### Dataset ###

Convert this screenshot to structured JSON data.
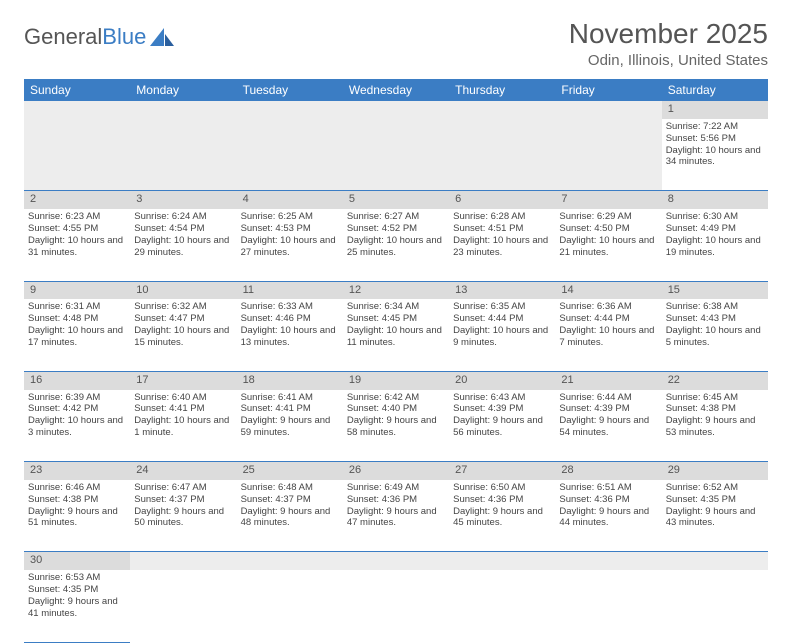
{
  "logo": {
    "part1": "General",
    "part2": "Blue"
  },
  "title": "November 2025",
  "location": "Odin, Illinois, United States",
  "colors": {
    "header_bg": "#3b7dc4",
    "header_text": "#ffffff",
    "daynum_bg": "#dcdcdc",
    "border": "#3b7dc4",
    "body_text": "#444"
  },
  "dayHeaders": [
    "Sunday",
    "Monday",
    "Tuesday",
    "Wednesday",
    "Thursday",
    "Friday",
    "Saturday"
  ],
  "weeks": [
    {
      "nums": [
        "",
        "",
        "",
        "",
        "",
        "",
        "1"
      ],
      "cells": [
        null,
        null,
        null,
        null,
        null,
        null,
        {
          "sunrise": "7:22 AM",
          "sunset": "5:56 PM",
          "daylight": "10 hours and 34 minutes."
        }
      ]
    },
    {
      "nums": [
        "2",
        "3",
        "4",
        "5",
        "6",
        "7",
        "8"
      ],
      "cells": [
        {
          "sunrise": "6:23 AM",
          "sunset": "4:55 PM",
          "daylight": "10 hours and 31 minutes."
        },
        {
          "sunrise": "6:24 AM",
          "sunset": "4:54 PM",
          "daylight": "10 hours and 29 minutes."
        },
        {
          "sunrise": "6:25 AM",
          "sunset": "4:53 PM",
          "daylight": "10 hours and 27 minutes."
        },
        {
          "sunrise": "6:27 AM",
          "sunset": "4:52 PM",
          "daylight": "10 hours and 25 minutes."
        },
        {
          "sunrise": "6:28 AM",
          "sunset": "4:51 PM",
          "daylight": "10 hours and 23 minutes."
        },
        {
          "sunrise": "6:29 AM",
          "sunset": "4:50 PM",
          "daylight": "10 hours and 21 minutes."
        },
        {
          "sunrise": "6:30 AM",
          "sunset": "4:49 PM",
          "daylight": "10 hours and 19 minutes."
        }
      ]
    },
    {
      "nums": [
        "9",
        "10",
        "11",
        "12",
        "13",
        "14",
        "15"
      ],
      "cells": [
        {
          "sunrise": "6:31 AM",
          "sunset": "4:48 PM",
          "daylight": "10 hours and 17 minutes."
        },
        {
          "sunrise": "6:32 AM",
          "sunset": "4:47 PM",
          "daylight": "10 hours and 15 minutes."
        },
        {
          "sunrise": "6:33 AM",
          "sunset": "4:46 PM",
          "daylight": "10 hours and 13 minutes."
        },
        {
          "sunrise": "6:34 AM",
          "sunset": "4:45 PM",
          "daylight": "10 hours and 11 minutes."
        },
        {
          "sunrise": "6:35 AM",
          "sunset": "4:44 PM",
          "daylight": "10 hours and 9 minutes."
        },
        {
          "sunrise": "6:36 AM",
          "sunset": "4:44 PM",
          "daylight": "10 hours and 7 minutes."
        },
        {
          "sunrise": "6:38 AM",
          "sunset": "4:43 PM",
          "daylight": "10 hours and 5 minutes."
        }
      ]
    },
    {
      "nums": [
        "16",
        "17",
        "18",
        "19",
        "20",
        "21",
        "22"
      ],
      "cells": [
        {
          "sunrise": "6:39 AM",
          "sunset": "4:42 PM",
          "daylight": "10 hours and 3 minutes."
        },
        {
          "sunrise": "6:40 AM",
          "sunset": "4:41 PM",
          "daylight": "10 hours and 1 minute."
        },
        {
          "sunrise": "6:41 AM",
          "sunset": "4:41 PM",
          "daylight": "9 hours and 59 minutes."
        },
        {
          "sunrise": "6:42 AM",
          "sunset": "4:40 PM",
          "daylight": "9 hours and 58 minutes."
        },
        {
          "sunrise": "6:43 AM",
          "sunset": "4:39 PM",
          "daylight": "9 hours and 56 minutes."
        },
        {
          "sunrise": "6:44 AM",
          "sunset": "4:39 PM",
          "daylight": "9 hours and 54 minutes."
        },
        {
          "sunrise": "6:45 AM",
          "sunset": "4:38 PM",
          "daylight": "9 hours and 53 minutes."
        }
      ]
    },
    {
      "nums": [
        "23",
        "24",
        "25",
        "26",
        "27",
        "28",
        "29"
      ],
      "cells": [
        {
          "sunrise": "6:46 AM",
          "sunset": "4:38 PM",
          "daylight": "9 hours and 51 minutes."
        },
        {
          "sunrise": "6:47 AM",
          "sunset": "4:37 PM",
          "daylight": "9 hours and 50 minutes."
        },
        {
          "sunrise": "6:48 AM",
          "sunset": "4:37 PM",
          "daylight": "9 hours and 48 minutes."
        },
        {
          "sunrise": "6:49 AM",
          "sunset": "4:36 PM",
          "daylight": "9 hours and 47 minutes."
        },
        {
          "sunrise": "6:50 AM",
          "sunset": "4:36 PM",
          "daylight": "9 hours and 45 minutes."
        },
        {
          "sunrise": "6:51 AM",
          "sunset": "4:36 PM",
          "daylight": "9 hours and 44 minutes."
        },
        {
          "sunrise": "6:52 AM",
          "sunset": "4:35 PM",
          "daylight": "9 hours and 43 minutes."
        }
      ]
    },
    {
      "nums": [
        "30",
        "",
        "",
        "",
        "",
        "",
        ""
      ],
      "cells": [
        {
          "sunrise": "6:53 AM",
          "sunset": "4:35 PM",
          "daylight": "9 hours and 41 minutes."
        },
        null,
        null,
        null,
        null,
        null,
        null
      ]
    }
  ],
  "labels": {
    "sunrise": "Sunrise: ",
    "sunset": "Sunset: ",
    "daylight": "Daylight: "
  }
}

###

• **Instruction**: Go through the entries above and output them exactly, without pictures.

• **Finished task**:
Convert this screenshot to structured JSON data.
{
  "logo": {
    "part1": "General",
    "part2": "Blue"
  },
  "title": "November 2025",
  "location": "Odin, Illinois, United States",
  "colors": {
    "header_bg": "#3b7dc4",
    "header_text": "#ffffff",
    "daynum_bg": "#dcdcdc",
    "border": "#3b7dc4",
    "body_text": "#444"
  },
  "dayHeaders": [
    "Sunday",
    "Monday",
    "Tuesday",
    "Wednesday",
    "Thursday",
    "Friday",
    "Saturday"
  ],
  "weeks": [
    {
      "nums": [
        "",
        "",
        "",
        "",
        "",
        "",
        "1"
      ],
      "cells": [
        null,
        null,
        null,
        null,
        null,
        null,
        {
          "sunrise": "7:22 AM",
          "sunset": "5:56 PM",
          "daylight": "10 hours and 34 minutes."
        }
      ]
    },
    {
      "nums": [
        "2",
        "3",
        "4",
        "5",
        "6",
        "7",
        "8"
      ],
      "cells": [
        {
          "sunrise": "6:23 AM",
          "sunset": "4:55 PM",
          "daylight": "10 hours and 31 minutes."
        },
        {
          "sunrise": "6:24 AM",
          "sunset": "4:54 PM",
          "daylight": "10 hours and 29 minutes."
        },
        {
          "sunrise": "6:25 AM",
          "sunset": "4:53 PM",
          "daylight": "10 hours and 27 minutes."
        },
        {
          "sunrise": "6:27 AM",
          "sunset": "4:52 PM",
          "daylight": "10 hours and 25 minutes."
        },
        {
          "sunrise": "6:28 AM",
          "sunset": "4:51 PM",
          "daylight": "10 hours and 23 minutes."
        },
        {
          "sunrise": "6:29 AM",
          "sunset": "4:50 PM",
          "daylight": "10 hours and 21 minutes."
        },
        {
          "sunrise": "6:30 AM",
          "sunset": "4:49 PM",
          "daylight": "10 hours and 19 minutes."
        }
      ]
    },
    {
      "nums": [
        "9",
        "10",
        "11",
        "12",
        "13",
        "14",
        "15"
      ],
      "cells": [
        {
          "sunrise": "6:31 AM",
          "sunset": "4:48 PM",
          "daylight": "10 hours and 17 minutes."
        },
        {
          "sunrise": "6:32 AM",
          "sunset": "4:47 PM",
          "daylight": "10 hours and 15 minutes."
        },
        {
          "sunrise": "6:33 AM",
          "sunset": "4:46 PM",
          "daylight": "10 hours and 13 minutes."
        },
        {
          "sunrise": "6:34 AM",
          "sunset": "4:45 PM",
          "daylight": "10 hours and 11 minutes."
        },
        {
          "sunrise": "6:35 AM",
          "sunset": "4:44 PM",
          "daylight": "10 hours and 9 minutes."
        },
        {
          "sunrise": "6:36 AM",
          "sunset": "4:44 PM",
          "daylight": "10 hours and 7 minutes."
        },
        {
          "sunrise": "6:38 AM",
          "sunset": "4:43 PM",
          "daylight": "10 hours and 5 minutes."
        }
      ]
    },
    {
      "nums": [
        "16",
        "17",
        "18",
        "19",
        "20",
        "21",
        "22"
      ],
      "cells": [
        {
          "sunrise": "6:39 AM",
          "sunset": "4:42 PM",
          "daylight": "10 hours and 3 minutes."
        },
        {
          "sunrise": "6:40 AM",
          "sunset": "4:41 PM",
          "daylight": "10 hours and 1 minute."
        },
        {
          "sunrise": "6:41 AM",
          "sunset": "4:41 PM",
          "daylight": "9 hours and 59 minutes."
        },
        {
          "sunrise": "6:42 AM",
          "sunset": "4:40 PM",
          "daylight": "9 hours and 58 minutes."
        },
        {
          "sunrise": "6:43 AM",
          "sunset": "4:39 PM",
          "daylight": "9 hours and 56 minutes."
        },
        {
          "sunrise": "6:44 AM",
          "sunset": "4:39 PM",
          "daylight": "9 hours and 54 minutes."
        },
        {
          "sunrise": "6:45 AM",
          "sunset": "4:38 PM",
          "daylight": "9 hours and 53 minutes."
        }
      ]
    },
    {
      "nums": [
        "23",
        "24",
        "25",
        "26",
        "27",
        "28",
        "29"
      ],
      "cells": [
        {
          "sunrise": "6:46 AM",
          "sunset": "4:38 PM",
          "daylight": "9 hours and 51 minutes."
        },
        {
          "sunrise": "6:47 AM",
          "sunset": "4:37 PM",
          "daylight": "9 hours and 50 minutes."
        },
        {
          "sunrise": "6:48 AM",
          "sunset": "4:37 PM",
          "daylight": "9 hours and 48 minutes."
        },
        {
          "sunrise": "6:49 AM",
          "sunset": "4:36 PM",
          "daylight": "9 hours and 47 minutes."
        },
        {
          "sunrise": "6:50 AM",
          "sunset": "4:36 PM",
          "daylight": "9 hours and 45 minutes."
        },
        {
          "sunrise": "6:51 AM",
          "sunset": "4:36 PM",
          "daylight": "9 hours and 44 minutes."
        },
        {
          "sunrise": "6:52 AM",
          "sunset": "4:35 PM",
          "daylight": "9 hours and 43 minutes."
        }
      ]
    },
    {
      "nums": [
        "30",
        "",
        "",
        "",
        "",
        "",
        ""
      ],
      "cells": [
        {
          "sunrise": "6:53 AM",
          "sunset": "4:35 PM",
          "daylight": "9 hours and 41 minutes."
        },
        null,
        null,
        null,
        null,
        null,
        null
      ]
    }
  ],
  "labels": {
    "sunrise": "Sunrise: ",
    "sunset": "Sunset: ",
    "daylight": "Daylight: "
  }
}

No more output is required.